#### Your instructions:
Find the number of lines containing the string "hero" in the data. Answer with the number by itself.
────────
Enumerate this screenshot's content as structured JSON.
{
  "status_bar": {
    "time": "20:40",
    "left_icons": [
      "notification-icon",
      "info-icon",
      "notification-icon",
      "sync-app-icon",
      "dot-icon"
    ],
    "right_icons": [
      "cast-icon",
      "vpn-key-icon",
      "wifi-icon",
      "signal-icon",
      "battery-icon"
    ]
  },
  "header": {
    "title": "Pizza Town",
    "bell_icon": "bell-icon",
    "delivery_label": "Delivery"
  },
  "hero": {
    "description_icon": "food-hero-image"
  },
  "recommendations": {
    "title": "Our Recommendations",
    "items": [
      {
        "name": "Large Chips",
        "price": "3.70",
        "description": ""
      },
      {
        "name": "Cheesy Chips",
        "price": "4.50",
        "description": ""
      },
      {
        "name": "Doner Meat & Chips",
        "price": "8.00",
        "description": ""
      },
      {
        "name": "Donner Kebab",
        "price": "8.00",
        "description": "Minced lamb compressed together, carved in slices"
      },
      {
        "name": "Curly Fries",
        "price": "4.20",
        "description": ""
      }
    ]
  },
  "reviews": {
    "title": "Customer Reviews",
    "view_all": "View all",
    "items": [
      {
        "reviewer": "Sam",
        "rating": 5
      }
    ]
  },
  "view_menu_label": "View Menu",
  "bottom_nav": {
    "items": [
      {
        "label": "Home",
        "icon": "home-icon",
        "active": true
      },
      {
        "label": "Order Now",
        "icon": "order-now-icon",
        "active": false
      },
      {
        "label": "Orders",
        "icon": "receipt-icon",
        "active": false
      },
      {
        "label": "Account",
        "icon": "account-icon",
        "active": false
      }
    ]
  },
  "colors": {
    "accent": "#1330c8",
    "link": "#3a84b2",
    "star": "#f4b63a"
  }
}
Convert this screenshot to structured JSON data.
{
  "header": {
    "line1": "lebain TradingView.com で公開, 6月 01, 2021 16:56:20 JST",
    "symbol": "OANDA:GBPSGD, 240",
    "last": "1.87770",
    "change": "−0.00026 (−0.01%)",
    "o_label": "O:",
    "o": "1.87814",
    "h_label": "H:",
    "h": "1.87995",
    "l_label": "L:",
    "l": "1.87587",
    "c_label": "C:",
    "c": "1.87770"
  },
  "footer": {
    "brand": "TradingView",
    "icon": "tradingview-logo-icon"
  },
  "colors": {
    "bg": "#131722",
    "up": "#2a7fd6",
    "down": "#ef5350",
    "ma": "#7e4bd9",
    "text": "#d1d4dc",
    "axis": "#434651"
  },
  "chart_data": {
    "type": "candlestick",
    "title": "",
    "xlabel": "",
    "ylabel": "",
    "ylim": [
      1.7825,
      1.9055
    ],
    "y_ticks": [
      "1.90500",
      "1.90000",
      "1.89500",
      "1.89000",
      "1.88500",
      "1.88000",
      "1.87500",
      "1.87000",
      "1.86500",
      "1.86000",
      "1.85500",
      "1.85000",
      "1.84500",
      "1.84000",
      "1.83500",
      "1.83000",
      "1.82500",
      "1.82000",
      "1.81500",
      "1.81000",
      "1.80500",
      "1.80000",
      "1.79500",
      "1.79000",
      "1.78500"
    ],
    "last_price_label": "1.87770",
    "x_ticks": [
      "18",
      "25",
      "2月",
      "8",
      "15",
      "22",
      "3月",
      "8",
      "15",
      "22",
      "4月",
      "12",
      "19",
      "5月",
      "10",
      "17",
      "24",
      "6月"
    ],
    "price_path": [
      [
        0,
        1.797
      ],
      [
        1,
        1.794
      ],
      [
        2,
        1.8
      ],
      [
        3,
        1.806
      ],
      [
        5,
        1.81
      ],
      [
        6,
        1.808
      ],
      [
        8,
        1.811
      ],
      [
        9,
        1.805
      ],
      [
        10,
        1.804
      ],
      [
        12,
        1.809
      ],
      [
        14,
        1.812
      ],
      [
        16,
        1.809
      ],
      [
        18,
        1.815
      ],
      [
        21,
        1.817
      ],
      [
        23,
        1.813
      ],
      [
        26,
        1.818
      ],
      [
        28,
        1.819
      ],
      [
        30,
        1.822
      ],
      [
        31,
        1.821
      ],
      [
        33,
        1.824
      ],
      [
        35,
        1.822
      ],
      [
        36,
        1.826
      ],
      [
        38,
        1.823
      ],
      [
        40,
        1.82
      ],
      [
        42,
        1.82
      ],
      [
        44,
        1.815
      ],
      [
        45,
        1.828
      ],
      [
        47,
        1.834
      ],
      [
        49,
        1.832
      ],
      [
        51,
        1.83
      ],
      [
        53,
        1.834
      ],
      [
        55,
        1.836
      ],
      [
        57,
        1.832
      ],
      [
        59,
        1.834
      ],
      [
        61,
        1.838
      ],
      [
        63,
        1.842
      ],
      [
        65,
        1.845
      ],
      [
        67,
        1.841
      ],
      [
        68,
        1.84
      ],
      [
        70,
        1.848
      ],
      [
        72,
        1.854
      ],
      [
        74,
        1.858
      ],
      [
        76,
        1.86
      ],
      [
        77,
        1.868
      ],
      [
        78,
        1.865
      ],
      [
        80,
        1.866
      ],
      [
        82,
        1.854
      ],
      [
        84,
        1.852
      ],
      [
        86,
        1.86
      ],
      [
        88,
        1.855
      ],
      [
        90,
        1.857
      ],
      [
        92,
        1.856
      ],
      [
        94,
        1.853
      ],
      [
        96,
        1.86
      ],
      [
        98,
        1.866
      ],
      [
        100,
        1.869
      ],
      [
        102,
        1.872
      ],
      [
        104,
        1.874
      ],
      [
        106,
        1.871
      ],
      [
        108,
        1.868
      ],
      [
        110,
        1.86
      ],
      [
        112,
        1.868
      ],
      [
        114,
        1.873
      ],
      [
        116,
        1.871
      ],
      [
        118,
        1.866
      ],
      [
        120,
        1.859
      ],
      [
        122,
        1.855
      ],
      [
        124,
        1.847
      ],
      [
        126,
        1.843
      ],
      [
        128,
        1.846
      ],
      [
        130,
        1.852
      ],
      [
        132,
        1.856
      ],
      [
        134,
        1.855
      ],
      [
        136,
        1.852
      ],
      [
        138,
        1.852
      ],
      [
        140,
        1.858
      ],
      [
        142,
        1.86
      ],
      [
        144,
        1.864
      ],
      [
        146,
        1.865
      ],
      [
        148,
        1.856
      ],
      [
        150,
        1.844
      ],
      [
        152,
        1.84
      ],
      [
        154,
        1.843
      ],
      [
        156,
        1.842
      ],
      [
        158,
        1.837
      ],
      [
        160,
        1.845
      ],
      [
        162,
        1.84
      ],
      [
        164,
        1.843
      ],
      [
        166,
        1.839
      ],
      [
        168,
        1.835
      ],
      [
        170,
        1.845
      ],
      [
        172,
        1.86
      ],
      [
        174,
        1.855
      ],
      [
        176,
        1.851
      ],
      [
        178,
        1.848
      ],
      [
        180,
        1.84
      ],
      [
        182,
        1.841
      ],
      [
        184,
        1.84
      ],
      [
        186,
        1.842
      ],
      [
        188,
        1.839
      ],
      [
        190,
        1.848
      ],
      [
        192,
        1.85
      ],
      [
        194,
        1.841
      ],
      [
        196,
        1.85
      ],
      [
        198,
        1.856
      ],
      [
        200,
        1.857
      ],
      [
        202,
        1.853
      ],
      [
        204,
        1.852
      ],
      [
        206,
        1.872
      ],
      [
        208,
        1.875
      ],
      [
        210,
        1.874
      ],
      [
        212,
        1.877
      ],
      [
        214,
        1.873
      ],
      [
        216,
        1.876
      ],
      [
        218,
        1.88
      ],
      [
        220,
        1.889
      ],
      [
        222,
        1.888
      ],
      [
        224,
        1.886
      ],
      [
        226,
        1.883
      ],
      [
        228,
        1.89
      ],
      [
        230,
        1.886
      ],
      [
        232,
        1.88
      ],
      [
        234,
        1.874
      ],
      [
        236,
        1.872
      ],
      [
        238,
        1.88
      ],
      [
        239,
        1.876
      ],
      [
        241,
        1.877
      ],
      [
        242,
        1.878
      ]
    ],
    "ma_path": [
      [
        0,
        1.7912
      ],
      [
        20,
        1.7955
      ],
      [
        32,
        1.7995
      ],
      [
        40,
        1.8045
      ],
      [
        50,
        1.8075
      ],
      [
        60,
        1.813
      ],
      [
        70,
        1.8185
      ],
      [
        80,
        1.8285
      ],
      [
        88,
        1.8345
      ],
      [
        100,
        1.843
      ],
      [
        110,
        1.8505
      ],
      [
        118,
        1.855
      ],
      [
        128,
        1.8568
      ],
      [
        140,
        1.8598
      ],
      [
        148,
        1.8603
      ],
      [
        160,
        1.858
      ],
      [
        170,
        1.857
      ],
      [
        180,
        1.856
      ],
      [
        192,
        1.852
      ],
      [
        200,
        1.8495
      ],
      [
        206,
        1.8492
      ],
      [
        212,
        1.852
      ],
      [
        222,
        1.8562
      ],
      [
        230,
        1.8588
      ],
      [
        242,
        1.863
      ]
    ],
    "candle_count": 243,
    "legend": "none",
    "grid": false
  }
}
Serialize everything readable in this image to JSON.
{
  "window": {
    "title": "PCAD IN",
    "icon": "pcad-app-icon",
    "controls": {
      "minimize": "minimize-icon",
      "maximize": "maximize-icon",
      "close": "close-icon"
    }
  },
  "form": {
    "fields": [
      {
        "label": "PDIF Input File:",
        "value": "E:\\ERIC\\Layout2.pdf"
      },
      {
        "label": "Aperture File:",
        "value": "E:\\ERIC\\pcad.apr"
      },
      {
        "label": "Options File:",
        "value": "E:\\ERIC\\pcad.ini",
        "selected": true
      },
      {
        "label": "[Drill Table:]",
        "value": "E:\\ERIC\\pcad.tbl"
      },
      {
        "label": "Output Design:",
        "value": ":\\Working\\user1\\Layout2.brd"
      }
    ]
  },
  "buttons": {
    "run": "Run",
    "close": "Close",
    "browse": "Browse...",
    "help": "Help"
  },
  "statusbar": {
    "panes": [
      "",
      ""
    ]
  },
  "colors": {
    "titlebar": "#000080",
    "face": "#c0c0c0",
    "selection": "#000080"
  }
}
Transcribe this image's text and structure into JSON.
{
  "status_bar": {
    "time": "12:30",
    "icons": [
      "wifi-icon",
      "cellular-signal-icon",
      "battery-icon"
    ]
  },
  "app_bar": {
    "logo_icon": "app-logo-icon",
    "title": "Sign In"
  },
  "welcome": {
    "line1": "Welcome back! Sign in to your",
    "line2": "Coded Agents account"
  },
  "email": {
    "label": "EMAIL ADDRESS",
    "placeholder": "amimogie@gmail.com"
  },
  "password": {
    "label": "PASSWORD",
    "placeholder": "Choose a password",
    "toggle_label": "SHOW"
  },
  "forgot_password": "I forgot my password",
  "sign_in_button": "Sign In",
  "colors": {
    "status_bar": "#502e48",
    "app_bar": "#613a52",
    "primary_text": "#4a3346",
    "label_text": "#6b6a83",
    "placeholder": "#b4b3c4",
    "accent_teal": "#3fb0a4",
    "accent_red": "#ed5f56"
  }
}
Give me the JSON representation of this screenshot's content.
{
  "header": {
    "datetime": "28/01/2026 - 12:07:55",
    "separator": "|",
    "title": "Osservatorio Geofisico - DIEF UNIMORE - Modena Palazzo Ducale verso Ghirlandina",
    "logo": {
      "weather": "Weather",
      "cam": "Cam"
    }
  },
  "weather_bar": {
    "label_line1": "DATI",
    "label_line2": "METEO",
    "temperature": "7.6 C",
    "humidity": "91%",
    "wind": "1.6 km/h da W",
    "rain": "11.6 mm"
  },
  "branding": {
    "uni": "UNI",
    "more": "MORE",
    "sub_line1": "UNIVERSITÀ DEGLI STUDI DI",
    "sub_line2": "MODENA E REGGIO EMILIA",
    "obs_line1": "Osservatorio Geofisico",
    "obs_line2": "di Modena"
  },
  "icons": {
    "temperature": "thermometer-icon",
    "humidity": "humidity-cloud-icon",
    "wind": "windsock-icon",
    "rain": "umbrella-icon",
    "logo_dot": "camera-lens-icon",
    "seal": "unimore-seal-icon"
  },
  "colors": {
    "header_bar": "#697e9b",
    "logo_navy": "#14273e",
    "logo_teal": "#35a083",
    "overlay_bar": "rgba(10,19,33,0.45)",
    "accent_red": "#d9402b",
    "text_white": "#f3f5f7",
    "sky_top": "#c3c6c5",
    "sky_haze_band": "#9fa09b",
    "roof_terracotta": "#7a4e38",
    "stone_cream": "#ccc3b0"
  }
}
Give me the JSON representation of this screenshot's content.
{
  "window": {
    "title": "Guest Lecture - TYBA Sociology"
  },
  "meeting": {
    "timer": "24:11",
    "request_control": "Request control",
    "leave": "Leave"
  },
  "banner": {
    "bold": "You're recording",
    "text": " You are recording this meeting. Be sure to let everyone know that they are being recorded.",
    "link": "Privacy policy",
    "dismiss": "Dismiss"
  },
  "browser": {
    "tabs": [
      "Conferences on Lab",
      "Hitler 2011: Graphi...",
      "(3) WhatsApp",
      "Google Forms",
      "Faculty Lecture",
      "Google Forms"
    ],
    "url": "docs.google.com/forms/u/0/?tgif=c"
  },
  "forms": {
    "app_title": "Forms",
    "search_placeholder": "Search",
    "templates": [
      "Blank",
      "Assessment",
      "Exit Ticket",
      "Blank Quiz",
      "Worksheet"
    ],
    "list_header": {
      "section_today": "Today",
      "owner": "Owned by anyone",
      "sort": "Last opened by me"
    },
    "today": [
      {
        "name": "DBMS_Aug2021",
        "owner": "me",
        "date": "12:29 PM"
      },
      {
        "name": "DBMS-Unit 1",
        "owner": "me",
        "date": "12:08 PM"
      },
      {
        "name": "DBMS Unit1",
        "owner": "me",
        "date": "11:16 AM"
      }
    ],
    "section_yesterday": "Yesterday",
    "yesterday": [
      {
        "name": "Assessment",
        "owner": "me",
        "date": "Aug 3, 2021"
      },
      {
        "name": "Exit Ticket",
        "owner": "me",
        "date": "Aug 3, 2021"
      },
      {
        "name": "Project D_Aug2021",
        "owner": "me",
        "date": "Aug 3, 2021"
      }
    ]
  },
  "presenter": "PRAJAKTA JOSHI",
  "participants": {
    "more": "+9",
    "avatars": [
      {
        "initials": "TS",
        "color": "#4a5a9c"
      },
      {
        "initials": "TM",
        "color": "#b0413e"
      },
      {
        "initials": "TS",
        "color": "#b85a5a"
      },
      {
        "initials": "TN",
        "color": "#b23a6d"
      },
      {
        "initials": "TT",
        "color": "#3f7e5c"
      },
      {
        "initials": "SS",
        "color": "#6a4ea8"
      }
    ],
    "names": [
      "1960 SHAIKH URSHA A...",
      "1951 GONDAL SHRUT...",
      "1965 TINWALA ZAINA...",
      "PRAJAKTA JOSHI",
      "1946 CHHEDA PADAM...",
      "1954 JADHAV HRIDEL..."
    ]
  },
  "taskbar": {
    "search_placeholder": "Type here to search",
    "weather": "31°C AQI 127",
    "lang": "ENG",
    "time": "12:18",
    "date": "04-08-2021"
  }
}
────────
#### Result of this exercise:
2